Dataset items:
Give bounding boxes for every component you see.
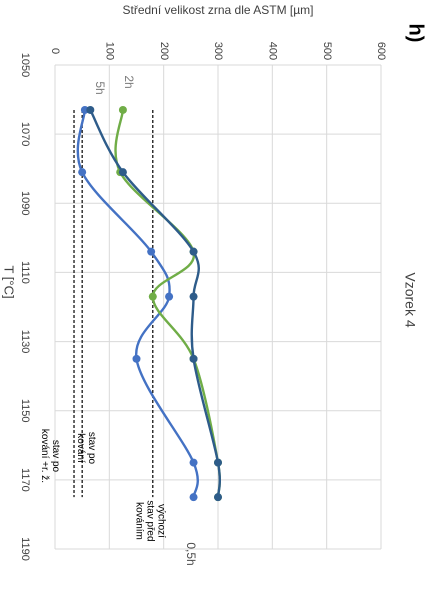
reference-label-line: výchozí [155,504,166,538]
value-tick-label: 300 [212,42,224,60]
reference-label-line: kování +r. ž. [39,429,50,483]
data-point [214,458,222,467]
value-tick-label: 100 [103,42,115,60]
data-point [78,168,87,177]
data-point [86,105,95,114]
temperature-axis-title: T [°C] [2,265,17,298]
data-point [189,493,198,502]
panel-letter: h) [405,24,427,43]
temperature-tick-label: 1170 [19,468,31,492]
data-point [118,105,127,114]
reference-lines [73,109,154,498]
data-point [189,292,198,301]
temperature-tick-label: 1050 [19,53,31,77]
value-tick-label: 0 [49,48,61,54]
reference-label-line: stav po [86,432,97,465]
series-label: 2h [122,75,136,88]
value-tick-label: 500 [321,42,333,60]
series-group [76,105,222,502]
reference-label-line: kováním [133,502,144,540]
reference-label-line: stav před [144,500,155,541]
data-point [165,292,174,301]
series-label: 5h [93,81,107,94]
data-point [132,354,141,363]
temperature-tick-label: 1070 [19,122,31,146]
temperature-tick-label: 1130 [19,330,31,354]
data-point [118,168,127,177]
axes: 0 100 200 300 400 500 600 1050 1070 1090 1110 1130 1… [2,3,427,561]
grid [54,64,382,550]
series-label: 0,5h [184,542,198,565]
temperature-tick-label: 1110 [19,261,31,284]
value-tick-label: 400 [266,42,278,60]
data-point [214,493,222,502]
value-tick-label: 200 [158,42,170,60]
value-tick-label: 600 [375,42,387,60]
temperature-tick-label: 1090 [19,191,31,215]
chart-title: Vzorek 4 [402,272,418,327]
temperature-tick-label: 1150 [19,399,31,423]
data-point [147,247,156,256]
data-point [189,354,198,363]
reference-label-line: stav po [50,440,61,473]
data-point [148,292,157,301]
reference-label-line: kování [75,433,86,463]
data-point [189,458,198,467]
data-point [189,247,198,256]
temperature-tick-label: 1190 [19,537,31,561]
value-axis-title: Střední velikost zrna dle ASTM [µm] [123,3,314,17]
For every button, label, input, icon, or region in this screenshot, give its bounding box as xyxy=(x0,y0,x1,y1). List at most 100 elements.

* * *

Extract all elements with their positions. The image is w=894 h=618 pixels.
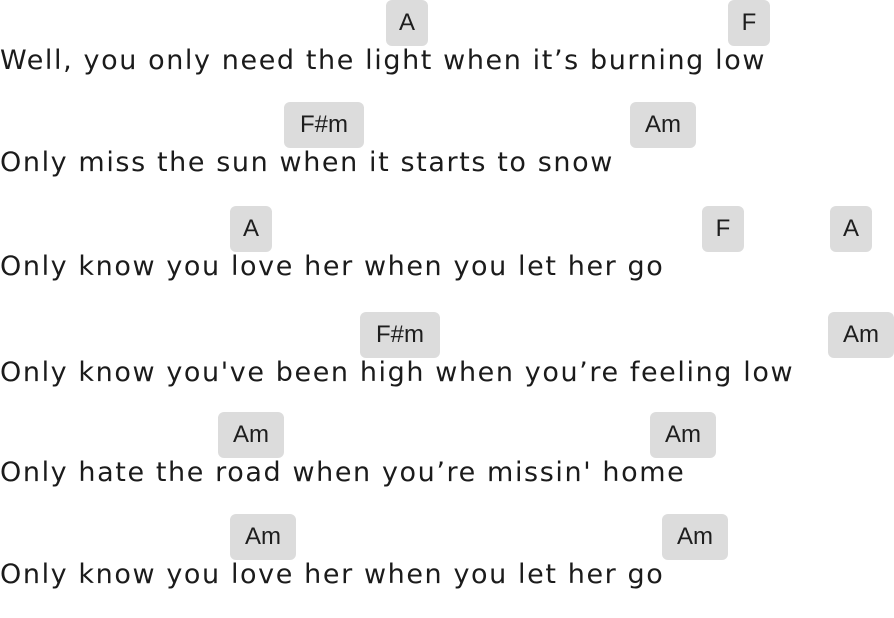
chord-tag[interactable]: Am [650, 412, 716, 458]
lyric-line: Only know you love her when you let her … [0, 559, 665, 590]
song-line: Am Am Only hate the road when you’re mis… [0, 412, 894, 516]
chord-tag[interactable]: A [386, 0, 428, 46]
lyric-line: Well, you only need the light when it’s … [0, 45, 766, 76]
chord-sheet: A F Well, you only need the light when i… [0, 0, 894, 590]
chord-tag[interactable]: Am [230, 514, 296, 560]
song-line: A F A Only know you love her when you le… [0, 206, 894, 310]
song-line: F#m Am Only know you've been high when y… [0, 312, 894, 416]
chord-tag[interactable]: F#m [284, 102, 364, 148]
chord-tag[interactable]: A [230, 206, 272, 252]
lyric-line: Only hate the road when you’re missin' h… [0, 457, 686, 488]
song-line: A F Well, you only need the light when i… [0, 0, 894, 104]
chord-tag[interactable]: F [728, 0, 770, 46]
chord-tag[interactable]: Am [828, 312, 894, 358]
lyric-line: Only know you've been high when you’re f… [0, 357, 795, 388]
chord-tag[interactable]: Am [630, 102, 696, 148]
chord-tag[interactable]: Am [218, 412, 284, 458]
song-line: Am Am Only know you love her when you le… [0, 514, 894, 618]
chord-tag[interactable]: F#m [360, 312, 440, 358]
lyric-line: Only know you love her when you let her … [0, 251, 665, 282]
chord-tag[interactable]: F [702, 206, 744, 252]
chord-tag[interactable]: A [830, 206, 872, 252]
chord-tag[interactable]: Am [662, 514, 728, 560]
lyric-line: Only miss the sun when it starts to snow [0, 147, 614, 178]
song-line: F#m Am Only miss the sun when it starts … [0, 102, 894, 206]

**What is expected**
Copy the rows from the line with "chord-tag[interactable]: Am [650, 412, 716, 458]" to the line with "chord-tag[interactable]: Am [828, 312, 894, 358]", switching "chord-tag" to "chord-chip" and leaving everything else the same.

**Task solution**
chord-chip[interactable]: Am [650, 412, 716, 458]
lyric-line: Only know you love her when you let her … [0, 559, 665, 590]
song-line: Am Am Only hate the road when you’re mis… [0, 412, 894, 516]
chord-chip[interactable]: A [386, 0, 428, 46]
lyric-line: Well, you only need the light when it’s … [0, 45, 766, 76]
chord-sheet: A F Well, you only need the light when i… [0, 0, 894, 590]
chord-chip[interactable]: Am [230, 514, 296, 560]
song-line: A F A Only know you love her when you le… [0, 206, 894, 310]
song-line: F#m Am Only know you've been high when y… [0, 312, 894, 416]
chord-chip[interactable]: F#m [284, 102, 364, 148]
chord-chip[interactable]: A [230, 206, 272, 252]
lyric-line: Only hate the road when you’re missin' h… [0, 457, 686, 488]
song-line: A F Well, you only need the light when i… [0, 0, 894, 104]
chord-chip[interactable]: F [728, 0, 770, 46]
chord-chip[interactable]: Am [828, 312, 894, 358]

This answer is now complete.